## DO THIS
Identify all lines below that hold "avatar" and collect them.

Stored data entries
"""

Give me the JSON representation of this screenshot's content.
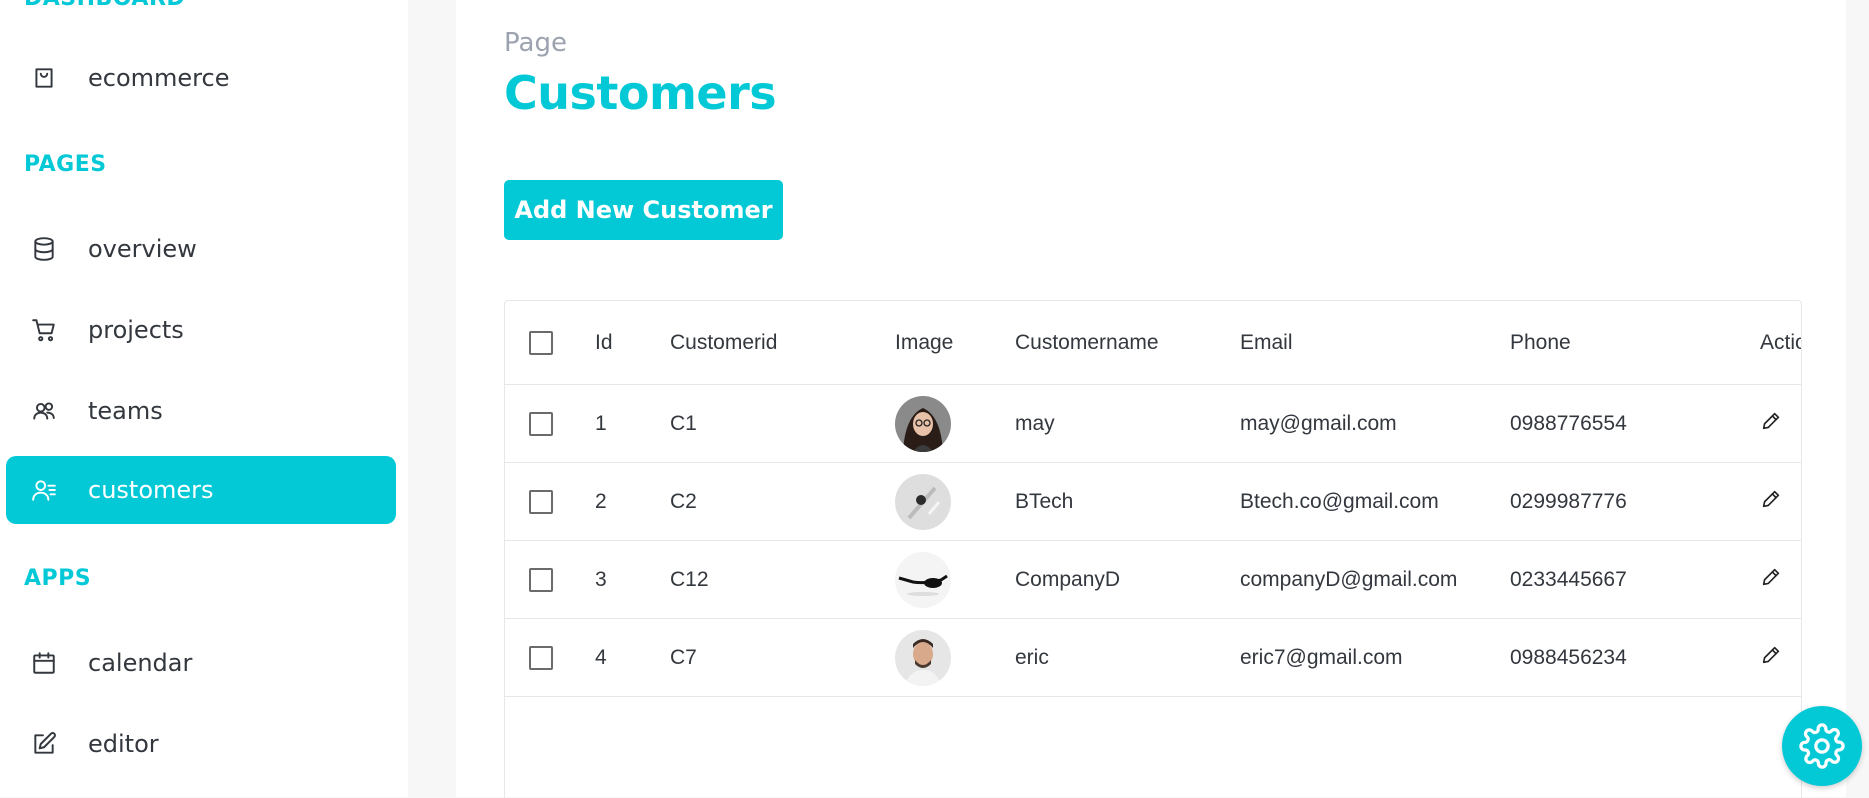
{
  "sidebar": {
    "sections": [
      {
        "title": "DASHBOARD"
      },
      {
        "title": "PAGES"
      },
      {
        "title": "APPS"
      }
    ],
    "items": [
      {
        "label": "ecommerce",
        "icon": "shopping-bag-icon"
      },
      {
        "label": "overview",
        "icon": "database-icon"
      },
      {
        "label": "projects",
        "icon": "cart-icon"
      },
      {
        "label": "teams",
        "icon": "users-icon"
      },
      {
        "label": "customers",
        "icon": "customers-icon",
        "active": true
      },
      {
        "label": "calendar",
        "icon": "calendar-icon"
      },
      {
        "label": "editor",
        "icon": "edit-icon"
      }
    ]
  },
  "header": {
    "category": "Page",
    "title": "Customers"
  },
  "toolbar": {
    "add_label": "Add New Customer"
  },
  "table": {
    "columns": [
      "Id",
      "Customerid",
      "Image",
      "Customername",
      "Email",
      "Phone",
      "Action"
    ],
    "rows": [
      {
        "id": "1",
        "customerid": "C1",
        "image": "woman-avatar",
        "name": "may",
        "email": "may@gmail.com",
        "phone": "0988776554"
      },
      {
        "id": "2",
        "customerid": "C2",
        "image": "watch-avatar",
        "name": "BTech",
        "email": "Btech.co@gmail.com",
        "phone": "0299987776"
      },
      {
        "id": "3",
        "customerid": "C12",
        "image": "glasses-avatar",
        "name": "CompanyD",
        "email": "companyD@gmail.com",
        "phone": "0233445667"
      },
      {
        "id": "4",
        "customerid": "C7",
        "image": "man-avatar",
        "name": "eric",
        "email": "eric7@gmail.com",
        "phone": "0988456234"
      }
    ]
  },
  "colors": {
    "accent": "#03c9d7",
    "text": "#33373e",
    "muted": "#9ca3af"
  }
}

"""

## TASK OUTPUT
        "image": "woman-avatar",
        "image": "watch-avatar",
        "image": "glasses-avatar",
        "image": "man-avatar",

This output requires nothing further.